* START *

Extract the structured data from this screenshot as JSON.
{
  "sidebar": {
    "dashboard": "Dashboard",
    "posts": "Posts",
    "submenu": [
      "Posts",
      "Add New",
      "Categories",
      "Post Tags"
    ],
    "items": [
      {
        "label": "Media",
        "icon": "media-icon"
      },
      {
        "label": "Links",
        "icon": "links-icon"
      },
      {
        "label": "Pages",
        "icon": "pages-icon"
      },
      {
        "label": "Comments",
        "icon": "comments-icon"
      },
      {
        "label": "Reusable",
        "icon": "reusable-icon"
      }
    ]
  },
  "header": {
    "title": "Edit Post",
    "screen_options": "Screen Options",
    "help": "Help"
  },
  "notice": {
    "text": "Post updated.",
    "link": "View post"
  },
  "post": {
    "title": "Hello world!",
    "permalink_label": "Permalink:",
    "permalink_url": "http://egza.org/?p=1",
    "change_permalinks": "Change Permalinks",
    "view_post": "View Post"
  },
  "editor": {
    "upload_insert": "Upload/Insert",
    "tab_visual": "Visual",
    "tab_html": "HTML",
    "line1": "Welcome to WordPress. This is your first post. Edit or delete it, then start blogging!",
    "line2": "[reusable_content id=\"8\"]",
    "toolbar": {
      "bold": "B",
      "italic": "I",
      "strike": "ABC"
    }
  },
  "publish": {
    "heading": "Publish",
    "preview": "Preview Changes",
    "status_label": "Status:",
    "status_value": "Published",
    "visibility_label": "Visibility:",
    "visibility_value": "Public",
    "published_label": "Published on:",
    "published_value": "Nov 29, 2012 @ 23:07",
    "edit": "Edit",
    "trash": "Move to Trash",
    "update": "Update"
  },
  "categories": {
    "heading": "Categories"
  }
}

* END *

Problem statement.
Write out the whole listing again, exactly as it stands.

Response to this exercise.
Extract the structured data from this screenshot as JSON.
{
  "sidebar": {
    "dashboard": "Dashboard",
    "posts": "Posts",
    "submenu": [
      "Posts",
      "Add New",
      "Categories",
      "Post Tags"
    ],
    "items": [
      {
        "label": "Media",
        "icon": "media-icon"
      },
      {
        "label": "Links",
        "icon": "links-icon"
      },
      {
        "label": "Pages",
        "icon": "pages-icon"
      },
      {
        "label": "Comments",
        "icon": "comments-icon"
      },
      {
        "label": "Reusable",
        "icon": "reusable-icon"
      }
    ]
  },
  "header": {
    "title": "Edit Post",
    "screen_options": "Screen Options",
    "help": "Help"
  },
  "notice": {
    "text": "Post updated.",
    "link": "View post"
  },
  "post": {
    "title": "Hello world!",
    "permalink_label": "Permalink:",
    "permalink_url": "http://egza.org/?p=1",
    "change_permalinks": "Change Permalinks",
    "view_post": "View Post"
  },
  "editor": {
    "upload_insert": "Upload/Insert",
    "tab_visual": "Visual",
    "tab_html": "HTML",
    "line1": "Welcome to WordPress. This is your first post. Edit or delete it, then start blogging!",
    "line2": "[reusable_content id=\"8\"]",
    "toolbar": {
      "bold": "B",
      "italic": "I",
      "strike": "ABC"
    }
  },
  "publish": {
    "heading": "Publish",
    "preview": "Preview Changes",
    "status_label": "Status:",
    "status_value": "Published",
    "visibility_label": "Visibility:",
    "visibility_value": "Public",
    "published_label": "Published on:",
    "published_value": "Nov 29, 2012 @ 23:07",
    "edit": "Edit",
    "trash": "Move to Trash",
    "update": "Update"
  },
  "categories": {
    "heading": "Categories"
  }
}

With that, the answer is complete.